In the case-law passage, substitute "honest disclosure" for "truthful disclosure" and write out the part that opens with the words containing "According to Cho, the" and closes with "the present case.".

— START DOCUMENT —

According to Cho, the proper inquiry, found in older Washington cases, is whether a truthful disclosure would have independently provided a basis for a peremptory challenge. See State v. Simmons, 59 Wash.2d 381, 368 P.2d 378 (1962); Smith v. Kent, 11 Wash.App. 439, 523 P.2d 446 (1974). The holdings in Simmons and Kent reflected the established jurisprudence of their era. But 10 years after Kent, the United States Supreme Court set forth a different rule in McDonough Power Equipment, Inc. v. Greenwood, 464 U.S. 548, 556, 104 S.Ct. 845, 78 L.Ed.2d 663 (1984) (plurality opinion). McDonough is the origin of the rule applied by the trial court in the present case.

— END DOCUMENT —
— START EXTRACTED DATA —

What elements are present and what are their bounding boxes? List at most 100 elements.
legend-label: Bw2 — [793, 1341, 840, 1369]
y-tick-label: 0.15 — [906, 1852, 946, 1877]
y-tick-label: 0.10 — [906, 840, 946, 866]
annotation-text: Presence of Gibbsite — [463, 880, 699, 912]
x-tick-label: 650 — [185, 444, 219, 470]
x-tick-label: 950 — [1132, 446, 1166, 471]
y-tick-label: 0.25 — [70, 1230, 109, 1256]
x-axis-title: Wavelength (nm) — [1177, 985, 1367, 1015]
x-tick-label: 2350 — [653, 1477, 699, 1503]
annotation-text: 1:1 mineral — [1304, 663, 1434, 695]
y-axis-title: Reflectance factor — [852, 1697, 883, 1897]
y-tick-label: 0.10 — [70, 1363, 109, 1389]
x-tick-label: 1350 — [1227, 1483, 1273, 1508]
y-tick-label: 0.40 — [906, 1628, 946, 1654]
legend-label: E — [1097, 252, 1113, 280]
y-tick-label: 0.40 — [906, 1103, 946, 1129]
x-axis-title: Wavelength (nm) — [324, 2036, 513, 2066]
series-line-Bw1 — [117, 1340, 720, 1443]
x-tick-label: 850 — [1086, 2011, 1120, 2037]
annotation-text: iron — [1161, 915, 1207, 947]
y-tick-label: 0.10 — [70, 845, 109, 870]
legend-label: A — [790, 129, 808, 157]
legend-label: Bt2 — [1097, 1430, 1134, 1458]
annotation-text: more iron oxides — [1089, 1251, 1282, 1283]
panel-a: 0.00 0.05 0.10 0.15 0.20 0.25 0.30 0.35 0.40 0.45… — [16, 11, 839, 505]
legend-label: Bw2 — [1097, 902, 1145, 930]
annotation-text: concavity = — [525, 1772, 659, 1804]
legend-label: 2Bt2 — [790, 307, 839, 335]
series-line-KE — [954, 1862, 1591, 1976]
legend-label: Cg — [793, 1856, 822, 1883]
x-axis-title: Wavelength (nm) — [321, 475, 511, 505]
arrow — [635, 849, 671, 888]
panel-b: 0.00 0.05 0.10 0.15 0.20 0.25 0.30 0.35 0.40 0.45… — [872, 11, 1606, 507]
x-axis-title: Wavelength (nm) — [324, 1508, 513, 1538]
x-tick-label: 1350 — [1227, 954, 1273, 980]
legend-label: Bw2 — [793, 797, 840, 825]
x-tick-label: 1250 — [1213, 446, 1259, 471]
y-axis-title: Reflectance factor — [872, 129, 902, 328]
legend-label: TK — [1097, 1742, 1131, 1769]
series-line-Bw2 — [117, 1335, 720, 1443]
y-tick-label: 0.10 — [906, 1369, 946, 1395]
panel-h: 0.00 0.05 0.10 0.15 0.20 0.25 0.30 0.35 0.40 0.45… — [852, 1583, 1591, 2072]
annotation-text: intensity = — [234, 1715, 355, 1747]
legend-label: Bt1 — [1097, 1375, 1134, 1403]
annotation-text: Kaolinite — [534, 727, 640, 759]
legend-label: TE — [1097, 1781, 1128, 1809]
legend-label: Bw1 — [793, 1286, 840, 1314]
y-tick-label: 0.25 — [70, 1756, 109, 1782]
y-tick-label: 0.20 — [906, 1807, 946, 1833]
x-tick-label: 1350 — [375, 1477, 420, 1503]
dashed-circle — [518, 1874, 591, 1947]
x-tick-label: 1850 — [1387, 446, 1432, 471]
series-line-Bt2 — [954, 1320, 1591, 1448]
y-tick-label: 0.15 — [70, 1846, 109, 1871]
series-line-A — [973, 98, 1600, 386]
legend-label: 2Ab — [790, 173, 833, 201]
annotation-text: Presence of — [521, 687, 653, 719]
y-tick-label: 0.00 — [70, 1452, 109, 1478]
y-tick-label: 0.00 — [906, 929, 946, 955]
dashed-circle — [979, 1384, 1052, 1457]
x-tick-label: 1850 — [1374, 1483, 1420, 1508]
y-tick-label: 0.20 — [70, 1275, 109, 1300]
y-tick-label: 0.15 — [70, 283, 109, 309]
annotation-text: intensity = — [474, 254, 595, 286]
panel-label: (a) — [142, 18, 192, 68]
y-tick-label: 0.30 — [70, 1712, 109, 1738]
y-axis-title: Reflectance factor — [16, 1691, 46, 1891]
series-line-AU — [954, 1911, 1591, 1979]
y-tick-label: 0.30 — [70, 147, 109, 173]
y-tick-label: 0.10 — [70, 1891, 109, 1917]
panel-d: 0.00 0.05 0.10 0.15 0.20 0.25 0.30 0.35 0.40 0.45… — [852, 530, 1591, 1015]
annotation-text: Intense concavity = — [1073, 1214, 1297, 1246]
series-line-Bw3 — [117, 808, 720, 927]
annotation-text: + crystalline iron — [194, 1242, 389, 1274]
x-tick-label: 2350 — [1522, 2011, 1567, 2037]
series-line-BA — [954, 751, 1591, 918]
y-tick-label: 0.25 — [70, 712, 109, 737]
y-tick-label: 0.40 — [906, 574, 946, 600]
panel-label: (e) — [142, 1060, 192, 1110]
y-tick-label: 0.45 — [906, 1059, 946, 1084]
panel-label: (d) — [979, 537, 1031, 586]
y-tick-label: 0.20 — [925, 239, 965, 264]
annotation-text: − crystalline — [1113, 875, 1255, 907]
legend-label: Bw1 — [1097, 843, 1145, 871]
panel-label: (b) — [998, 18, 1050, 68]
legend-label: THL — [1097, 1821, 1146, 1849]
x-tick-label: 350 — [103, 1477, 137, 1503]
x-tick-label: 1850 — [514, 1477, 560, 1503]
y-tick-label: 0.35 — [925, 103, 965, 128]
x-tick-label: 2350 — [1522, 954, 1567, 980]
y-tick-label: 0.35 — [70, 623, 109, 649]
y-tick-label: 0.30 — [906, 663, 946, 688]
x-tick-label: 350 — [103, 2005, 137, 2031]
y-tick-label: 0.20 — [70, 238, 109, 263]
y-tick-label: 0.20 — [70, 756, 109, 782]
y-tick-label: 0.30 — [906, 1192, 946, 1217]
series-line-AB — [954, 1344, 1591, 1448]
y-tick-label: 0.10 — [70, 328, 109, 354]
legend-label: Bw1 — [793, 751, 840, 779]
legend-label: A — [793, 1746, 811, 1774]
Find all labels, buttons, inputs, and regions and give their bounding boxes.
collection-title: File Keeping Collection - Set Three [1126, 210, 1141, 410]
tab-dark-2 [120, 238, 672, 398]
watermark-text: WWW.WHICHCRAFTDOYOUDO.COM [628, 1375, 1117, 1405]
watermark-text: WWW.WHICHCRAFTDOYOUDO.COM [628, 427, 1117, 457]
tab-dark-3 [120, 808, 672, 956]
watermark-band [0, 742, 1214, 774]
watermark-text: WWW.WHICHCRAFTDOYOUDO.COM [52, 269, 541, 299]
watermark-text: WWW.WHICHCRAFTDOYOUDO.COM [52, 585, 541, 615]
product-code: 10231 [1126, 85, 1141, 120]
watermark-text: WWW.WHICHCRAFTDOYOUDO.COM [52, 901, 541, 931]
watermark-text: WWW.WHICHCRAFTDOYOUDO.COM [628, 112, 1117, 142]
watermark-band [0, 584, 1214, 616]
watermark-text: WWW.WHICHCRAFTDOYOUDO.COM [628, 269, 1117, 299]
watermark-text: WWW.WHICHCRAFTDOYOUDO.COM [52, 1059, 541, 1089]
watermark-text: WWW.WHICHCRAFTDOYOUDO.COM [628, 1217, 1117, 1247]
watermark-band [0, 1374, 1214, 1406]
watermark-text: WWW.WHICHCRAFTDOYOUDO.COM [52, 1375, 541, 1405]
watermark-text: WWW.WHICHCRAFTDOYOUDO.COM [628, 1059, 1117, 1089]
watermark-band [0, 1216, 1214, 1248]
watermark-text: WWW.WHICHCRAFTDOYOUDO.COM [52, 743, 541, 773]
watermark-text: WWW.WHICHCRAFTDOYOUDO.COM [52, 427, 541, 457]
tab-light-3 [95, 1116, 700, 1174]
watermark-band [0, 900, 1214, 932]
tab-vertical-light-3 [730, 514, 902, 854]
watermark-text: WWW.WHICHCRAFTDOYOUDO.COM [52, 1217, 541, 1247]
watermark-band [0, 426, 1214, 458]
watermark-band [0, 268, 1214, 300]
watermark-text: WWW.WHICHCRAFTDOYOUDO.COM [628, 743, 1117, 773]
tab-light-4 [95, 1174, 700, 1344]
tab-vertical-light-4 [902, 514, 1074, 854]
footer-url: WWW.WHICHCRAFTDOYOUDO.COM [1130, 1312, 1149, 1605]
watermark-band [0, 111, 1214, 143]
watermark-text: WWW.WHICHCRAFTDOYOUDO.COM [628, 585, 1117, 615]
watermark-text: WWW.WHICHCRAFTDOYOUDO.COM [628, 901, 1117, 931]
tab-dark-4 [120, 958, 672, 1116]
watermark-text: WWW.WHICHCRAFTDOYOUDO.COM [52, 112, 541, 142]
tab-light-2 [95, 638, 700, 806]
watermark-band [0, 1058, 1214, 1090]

— END EXTRACTED DATA —

» **EXERCISE ANSWER**:
According to Cho, the proper inquiry, found in older Washington cases, is whether a honest disclosure would have independently provided a basis for a peremptory challenge. See State v. Simmons, 59 Wash.2d 381, 368 P.2d 378 (1962); Smith v. Kent, 11 Wash.App. 439, 523 P.2d 446 (1974). The holdings in Simmons and Kent reflected the established jurisprudence of their era. But 10 years after Kent, the United States Supreme Court set forth a different rule in McDonough Power Equipment, Inc. v. Greenwood, 464 U.S. 548, 556, 104 S.Ct. 845, 78 L.Ed.2d 663 (1984) (plurality opinion). McDonough is the origin of the rule applied by the trial court in the present case.